## What the task asks
Note how many lines contain "caption" and give that number, with nothing else.

------ Data records

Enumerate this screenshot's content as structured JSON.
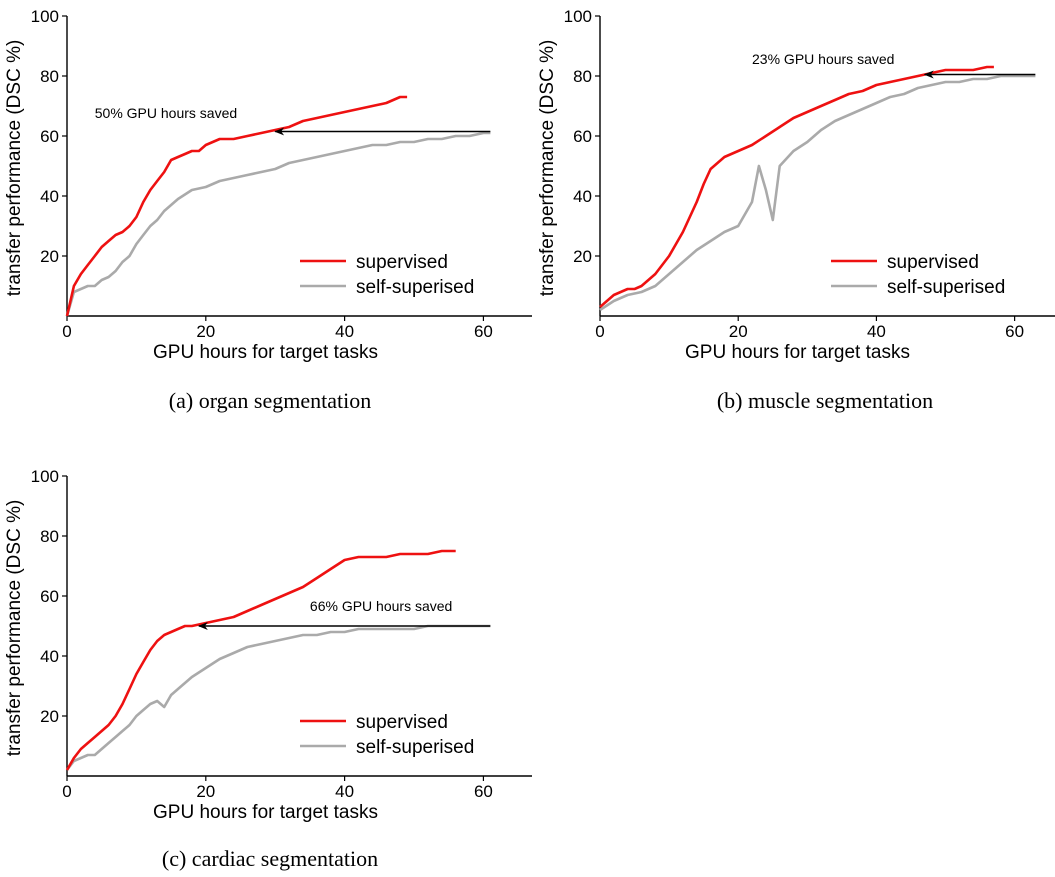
{
  "chart_data": [
    {
      "type": "line",
      "caption": "(a) organ segmentation",
      "xlabel": "GPU hours for target tasks",
      "ylabel": "transfer performance (DSC %)",
      "xlim": [
        0,
        67
      ],
      "ylim": [
        0,
        100
      ],
      "xticks": [
        0,
        20,
        40,
        60
      ],
      "yticks": [
        20,
        40,
        60,
        80,
        100
      ],
      "legend_position": "bottom-right",
      "grid": false,
      "annotation": {
        "text": "50% GPU hours saved",
        "arrow_from": [
          61,
          61.5
        ],
        "arrow_to": [
          30,
          61.5
        ],
        "text_at": [
          4,
          66
        ]
      },
      "series": [
        {
          "name": "supervised",
          "color": "#ee1111",
          "x": [
            0,
            1,
            2,
            3,
            4,
            5,
            6,
            7,
            8,
            9,
            10,
            11,
            12,
            13,
            14,
            15,
            16,
            17,
            18,
            19,
            20,
            22,
            24,
            26,
            28,
            30,
            32,
            34,
            36,
            38,
            40,
            42,
            44,
            46,
            48,
            49
          ],
          "y": [
            0,
            10,
            14,
            17,
            20,
            23,
            25,
            27,
            28,
            30,
            33,
            38,
            42,
            45,
            48,
            52,
            53,
            54,
            55,
            55,
            57,
            59,
            59,
            60,
            61,
            62,
            63,
            65,
            66,
            67,
            68,
            69,
            70,
            71,
            73,
            73
          ]
        },
        {
          "name": "self-superised",
          "color": "#aaaaaa",
          "x": [
            0,
            1,
            2,
            3,
            4,
            5,
            6,
            7,
            8,
            9,
            10,
            11,
            12,
            13,
            14,
            15,
            16,
            18,
            20,
            22,
            24,
            26,
            28,
            30,
            32,
            34,
            36,
            38,
            40,
            42,
            44,
            46,
            48,
            50,
            52,
            54,
            56,
            58,
            60,
            61
          ],
          "y": [
            0,
            8,
            9,
            10,
            10,
            12,
            13,
            15,
            18,
            20,
            24,
            27,
            30,
            32,
            35,
            37,
            39,
            42,
            43,
            45,
            46,
            47,
            48,
            49,
            51,
            52,
            53,
            54,
            55,
            56,
            57,
            57,
            58,
            58,
            59,
            59,
            60,
            60,
            61,
            61
          ]
        }
      ]
    },
    {
      "type": "line",
      "caption": "(b) muscle segmentation",
      "xlabel": "GPU hours for target tasks",
      "ylabel": "transfer performance (DSC %)",
      "xlim": [
        0,
        67
      ],
      "ylim": [
        0,
        100
      ],
      "xticks": [
        0,
        20,
        40,
        60
      ],
      "yticks": [
        20,
        40,
        60,
        80,
        100
      ],
      "legend_position": "bottom-right",
      "grid": false,
      "annotation": {
        "text": "23% GPU hours saved",
        "arrow_from": [
          63,
          80.5
        ],
        "arrow_to": [
          47,
          80.5
        ],
        "text_at": [
          22,
          84
        ]
      },
      "series": [
        {
          "name": "supervised",
          "color": "#ee1111",
          "x": [
            0,
            1,
            2,
            3,
            4,
            5,
            6,
            7,
            8,
            9,
            10,
            11,
            12,
            13,
            14,
            15,
            16,
            17,
            18,
            20,
            22,
            24,
            26,
            28,
            30,
            32,
            34,
            36,
            38,
            40,
            42,
            44,
            46,
            48,
            50,
            52,
            54,
            56,
            57
          ],
          "y": [
            3,
            5,
            7,
            8,
            9,
            9,
            10,
            12,
            14,
            17,
            20,
            24,
            28,
            33,
            38,
            44,
            49,
            51,
            53,
            55,
            57,
            60,
            63,
            66,
            68,
            70,
            72,
            74,
            75,
            77,
            78,
            79,
            80,
            81,
            82,
            82,
            82,
            83,
            83
          ]
        },
        {
          "name": "self-superised",
          "color": "#aaaaaa",
          "x": [
            0,
            2,
            4,
            6,
            8,
            10,
            12,
            14,
            16,
            18,
            20,
            22,
            23,
            24,
            25,
            26,
            28,
            30,
            32,
            34,
            36,
            38,
            40,
            42,
            44,
            46,
            48,
            50,
            52,
            54,
            56,
            58,
            60,
            62,
            63
          ],
          "y": [
            2,
            5,
            7,
            8,
            10,
            14,
            18,
            22,
            25,
            28,
            30,
            38,
            50,
            42,
            32,
            50,
            55,
            58,
            62,
            65,
            67,
            69,
            71,
            73,
            74,
            76,
            77,
            78,
            78,
            79,
            79,
            80,
            80,
            80,
            80
          ]
        }
      ]
    },
    {
      "type": "line",
      "caption": "(c) cardiac segmentation",
      "xlabel": "GPU hours for target tasks",
      "ylabel": "transfer performance (DSC %)",
      "xlim": [
        0,
        67
      ],
      "ylim": [
        0,
        100
      ],
      "xticks": [
        0,
        20,
        40,
        60
      ],
      "yticks": [
        20,
        40,
        60,
        80,
        100
      ],
      "legend_position": "bottom-right",
      "grid": false,
      "annotation": {
        "text": "66% GPU hours saved",
        "arrow_from": [
          61,
          50
        ],
        "arrow_to": [
          19,
          50
        ],
        "text_at": [
          35,
          55
        ]
      },
      "series": [
        {
          "name": "supervised",
          "color": "#ee1111",
          "x": [
            0,
            1,
            2,
            3,
            4,
            5,
            6,
            7,
            8,
            9,
            10,
            11,
            12,
            13,
            14,
            15,
            16,
            17,
            18,
            20,
            22,
            24,
            26,
            28,
            30,
            32,
            34,
            36,
            38,
            40,
            42,
            44,
            46,
            48,
            50,
            52,
            54,
            56
          ],
          "y": [
            2,
            6,
            9,
            11,
            13,
            15,
            17,
            20,
            24,
            29,
            34,
            38,
            42,
            45,
            47,
            48,
            49,
            50,
            50,
            51,
            52,
            53,
            55,
            57,
            59,
            61,
            63,
            66,
            69,
            72,
            73,
            73,
            73,
            74,
            74,
            74,
            75,
            75
          ]
        },
        {
          "name": "self-superised",
          "color": "#aaaaaa",
          "x": [
            0,
            1,
            2,
            3,
            4,
            5,
            6,
            7,
            8,
            9,
            10,
            11,
            12,
            13,
            14,
            15,
            16,
            18,
            20,
            22,
            24,
            26,
            28,
            30,
            32,
            34,
            36,
            38,
            40,
            42,
            44,
            46,
            48,
            50,
            52,
            54,
            56,
            58,
            60,
            61
          ],
          "y": [
            2,
            5,
            6,
            7,
            7,
            9,
            11,
            13,
            15,
            17,
            20,
            22,
            24,
            25,
            23,
            27,
            29,
            33,
            36,
            39,
            41,
            43,
            44,
            45,
            46,
            47,
            47,
            48,
            48,
            49,
            49,
            49,
            49,
            49,
            50,
            50,
            50,
            50,
            50,
            50
          ]
        }
      ]
    }
  ]
}
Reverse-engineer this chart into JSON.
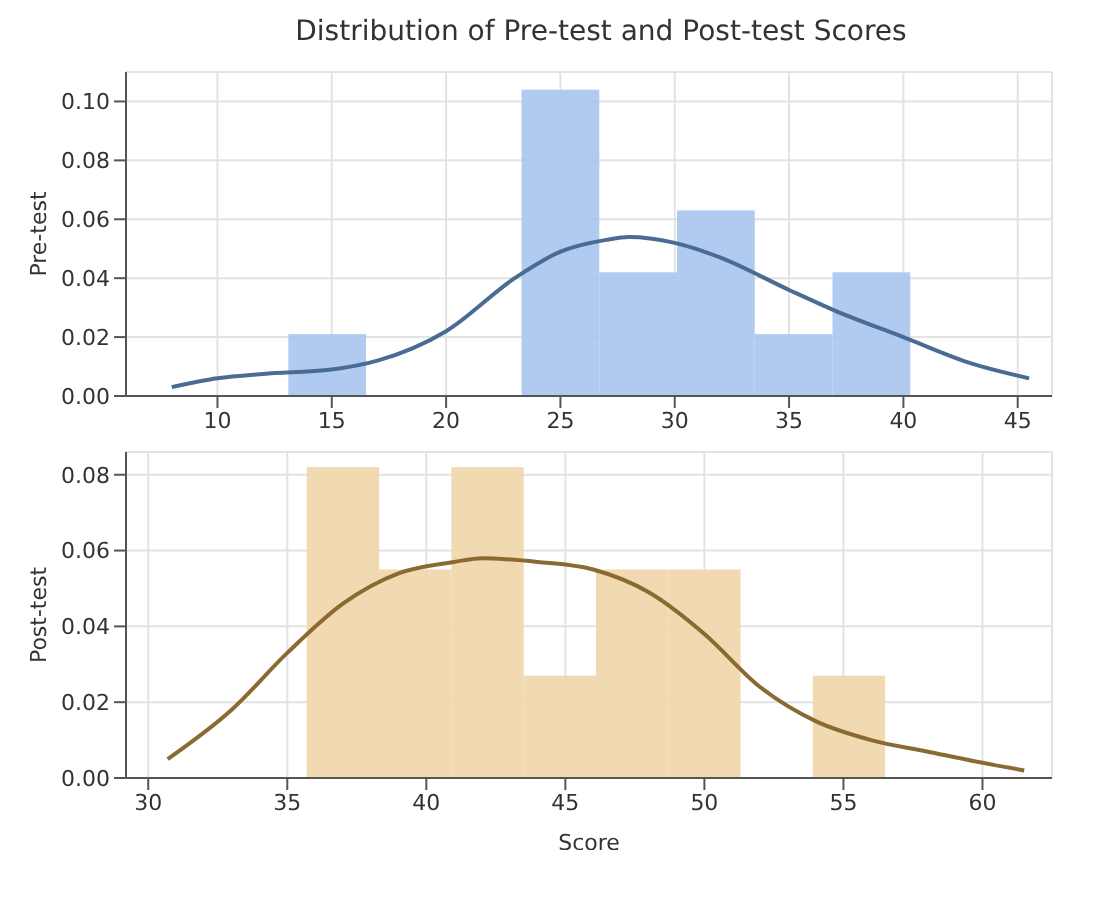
{
  "chart_data": [
    {
      "type": "histogram",
      "title": "Distribution of Pre-test and Post-test Scores",
      "ylabel": "Pre-test",
      "bins": [
        13.1,
        16.5,
        19.9,
        23.3,
        26.7,
        30.1,
        33.5,
        36.9,
        40.3
      ],
      "values": [
        0.021,
        0,
        0,
        0.104,
        0.042,
        0.063,
        0.021,
        0.042
      ],
      "color": "#a9c4ee",
      "series": [
        {
          "type": "line",
          "color": "#4a6c94",
          "x": [
            8,
            10,
            12,
            15,
            17,
            20,
            23,
            25,
            27,
            28,
            30,
            32,
            35,
            37,
            40,
            43,
            45.5
          ],
          "values": [
            0.003,
            0.006,
            0.0075,
            0.009,
            0.012,
            0.022,
            0.04,
            0.049,
            0.053,
            0.054,
            0.052,
            0.047,
            0.036,
            0.029,
            0.02,
            0.011,
            0.006
          ]
        }
      ],
      "xlim": [
        6,
        46.5
      ],
      "xticks": [
        10,
        15,
        20,
        25,
        30,
        35,
        40,
        45
      ],
      "ylim": [
        0,
        0.11
      ],
      "yticks": [
        {
          "value": 0,
          "label": "0.00"
        },
        {
          "value": 0.02,
          "label": "0.02"
        },
        {
          "value": 0.04,
          "label": "0.04"
        },
        {
          "value": 0.06,
          "label": "0.06"
        },
        {
          "value": 0.08,
          "label": "0.08"
        },
        {
          "value": 0.1,
          "label": "0.10"
        }
      ],
      "grid": true
    },
    {
      "type": "histogram",
      "xlabel": "Score",
      "ylabel": "Post-test",
      "bins": [
        35.7,
        38.3,
        40.9,
        43.5,
        46.1,
        48.7,
        51.3,
        53.9,
        56.5
      ],
      "values": [
        0.082,
        0.055,
        0.082,
        0.027,
        0.055,
        0.055,
        0,
        0.027
      ],
      "color": "#f0d6a8",
      "series": [
        {
          "type": "line",
          "color": "#8a6a30",
          "x": [
            30.7,
            33,
            35,
            37,
            39,
            41,
            42,
            44,
            46,
            48,
            50,
            52,
            54,
            56,
            58,
            60,
            61.5
          ],
          "values": [
            0.005,
            0.018,
            0.033,
            0.046,
            0.054,
            0.057,
            0.058,
            0.057,
            0.055,
            0.049,
            0.038,
            0.024,
            0.015,
            0.01,
            0.007,
            0.004,
            0.002
          ]
        }
      ],
      "xlim": [
        29.2,
        62.5
      ],
      "xticks": [
        30,
        35,
        40,
        45,
        50,
        55,
        60
      ],
      "ylim": [
        0,
        0.086
      ],
      "yticks": [
        {
          "value": 0,
          "label": "0.00"
        },
        {
          "value": 0.02,
          "label": "0.02"
        },
        {
          "value": 0.04,
          "label": "0.04"
        },
        {
          "value": 0.06,
          "label": "0.06"
        },
        {
          "value": 0.08,
          "label": "0.08"
        }
      ],
      "grid": true
    }
  ]
}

------------

## Solution below
3